> **Material shown**

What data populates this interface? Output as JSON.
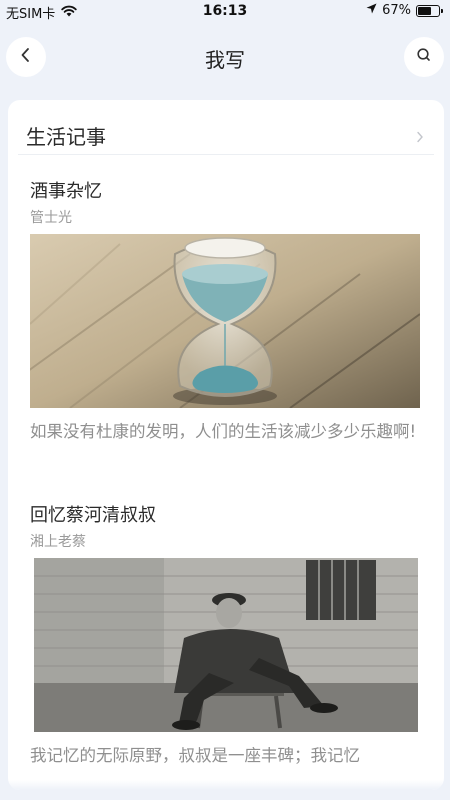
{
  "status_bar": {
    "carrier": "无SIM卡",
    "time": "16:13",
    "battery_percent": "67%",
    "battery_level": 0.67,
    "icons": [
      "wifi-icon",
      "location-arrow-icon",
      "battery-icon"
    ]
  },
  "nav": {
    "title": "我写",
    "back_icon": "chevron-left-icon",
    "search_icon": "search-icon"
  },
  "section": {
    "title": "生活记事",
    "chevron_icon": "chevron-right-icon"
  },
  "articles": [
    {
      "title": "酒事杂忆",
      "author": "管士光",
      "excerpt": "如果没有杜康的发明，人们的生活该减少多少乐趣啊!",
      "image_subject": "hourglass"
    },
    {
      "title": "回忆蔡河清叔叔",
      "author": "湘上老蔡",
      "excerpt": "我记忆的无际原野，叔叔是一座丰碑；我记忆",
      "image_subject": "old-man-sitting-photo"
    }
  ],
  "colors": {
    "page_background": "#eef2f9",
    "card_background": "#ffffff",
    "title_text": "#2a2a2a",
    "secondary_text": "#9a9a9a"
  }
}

--

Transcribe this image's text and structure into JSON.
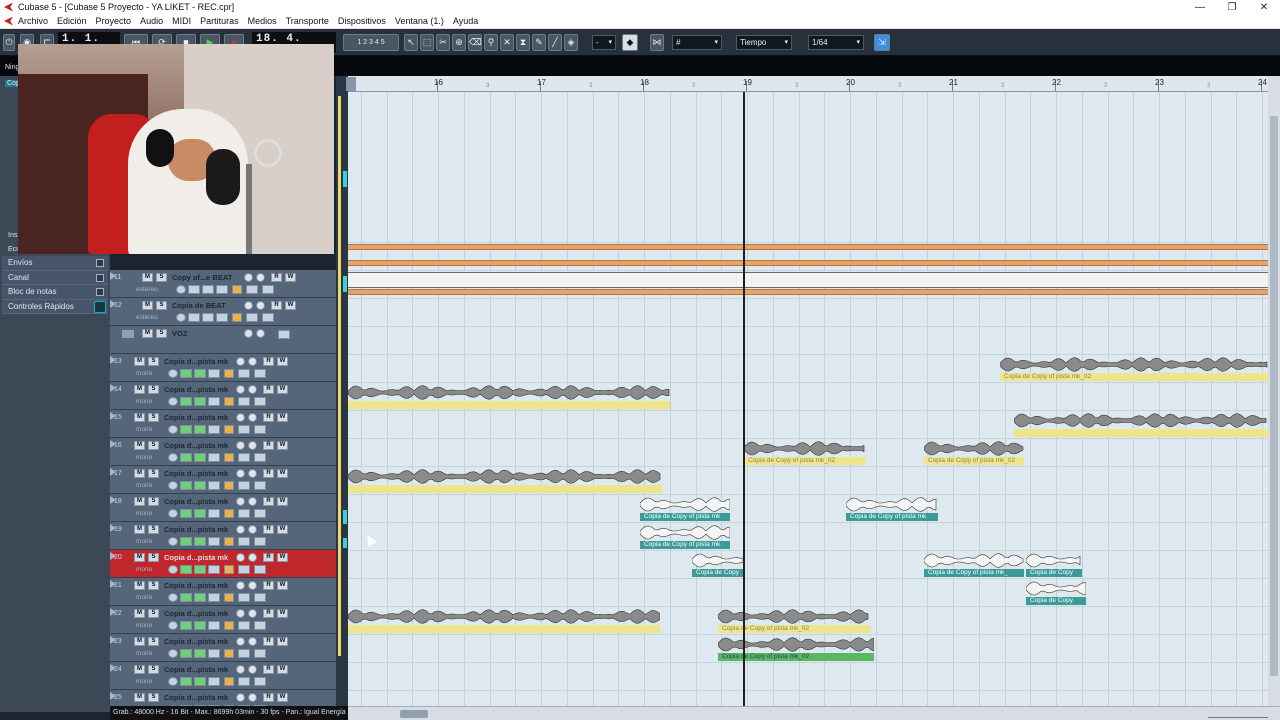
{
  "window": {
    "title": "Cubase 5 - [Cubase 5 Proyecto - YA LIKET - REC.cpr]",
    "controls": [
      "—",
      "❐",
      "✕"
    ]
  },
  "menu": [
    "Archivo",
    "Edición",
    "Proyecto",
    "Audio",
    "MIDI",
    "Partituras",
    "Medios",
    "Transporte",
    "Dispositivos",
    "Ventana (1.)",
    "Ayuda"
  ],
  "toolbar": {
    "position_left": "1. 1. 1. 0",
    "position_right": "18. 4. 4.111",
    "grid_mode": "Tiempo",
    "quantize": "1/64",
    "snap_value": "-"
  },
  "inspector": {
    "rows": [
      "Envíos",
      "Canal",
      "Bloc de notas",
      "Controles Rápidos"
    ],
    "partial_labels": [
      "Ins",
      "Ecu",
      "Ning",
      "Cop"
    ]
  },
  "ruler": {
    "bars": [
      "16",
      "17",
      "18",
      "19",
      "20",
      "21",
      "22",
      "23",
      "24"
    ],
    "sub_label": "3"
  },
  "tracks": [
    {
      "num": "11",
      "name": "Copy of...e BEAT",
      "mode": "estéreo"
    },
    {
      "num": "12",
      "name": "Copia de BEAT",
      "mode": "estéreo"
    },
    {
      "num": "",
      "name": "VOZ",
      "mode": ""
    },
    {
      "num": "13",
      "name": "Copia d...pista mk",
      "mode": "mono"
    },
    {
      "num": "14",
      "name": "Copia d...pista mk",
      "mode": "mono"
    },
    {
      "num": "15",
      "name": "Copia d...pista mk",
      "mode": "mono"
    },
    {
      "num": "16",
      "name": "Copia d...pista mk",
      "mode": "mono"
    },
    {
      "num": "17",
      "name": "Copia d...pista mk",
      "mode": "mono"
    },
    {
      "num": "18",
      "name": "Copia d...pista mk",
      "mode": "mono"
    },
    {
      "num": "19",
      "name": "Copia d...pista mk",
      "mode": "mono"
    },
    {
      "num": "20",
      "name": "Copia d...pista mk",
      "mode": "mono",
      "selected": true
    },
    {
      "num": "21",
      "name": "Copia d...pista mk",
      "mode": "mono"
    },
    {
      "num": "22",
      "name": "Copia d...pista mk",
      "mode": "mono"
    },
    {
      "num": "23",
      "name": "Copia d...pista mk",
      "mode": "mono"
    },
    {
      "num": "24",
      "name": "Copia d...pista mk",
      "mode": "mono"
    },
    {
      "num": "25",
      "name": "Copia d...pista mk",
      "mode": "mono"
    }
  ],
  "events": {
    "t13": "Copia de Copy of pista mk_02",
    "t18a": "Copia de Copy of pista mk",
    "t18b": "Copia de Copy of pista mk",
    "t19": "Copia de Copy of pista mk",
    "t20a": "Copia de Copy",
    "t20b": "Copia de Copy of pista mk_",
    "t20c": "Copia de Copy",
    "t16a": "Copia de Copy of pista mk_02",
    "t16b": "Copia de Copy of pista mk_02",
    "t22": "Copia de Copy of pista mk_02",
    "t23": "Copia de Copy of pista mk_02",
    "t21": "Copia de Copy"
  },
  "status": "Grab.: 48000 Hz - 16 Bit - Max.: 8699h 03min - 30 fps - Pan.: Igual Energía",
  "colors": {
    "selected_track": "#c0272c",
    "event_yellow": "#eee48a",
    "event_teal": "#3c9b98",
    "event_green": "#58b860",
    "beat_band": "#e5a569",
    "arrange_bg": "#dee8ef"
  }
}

> **Exercise details**
Show every line from the listing above in which the string "chevron" appears.

> **Output for this task**
    "back_icon": "chevron-left-icon",
    "chevron_icon": "chevron-right-icon"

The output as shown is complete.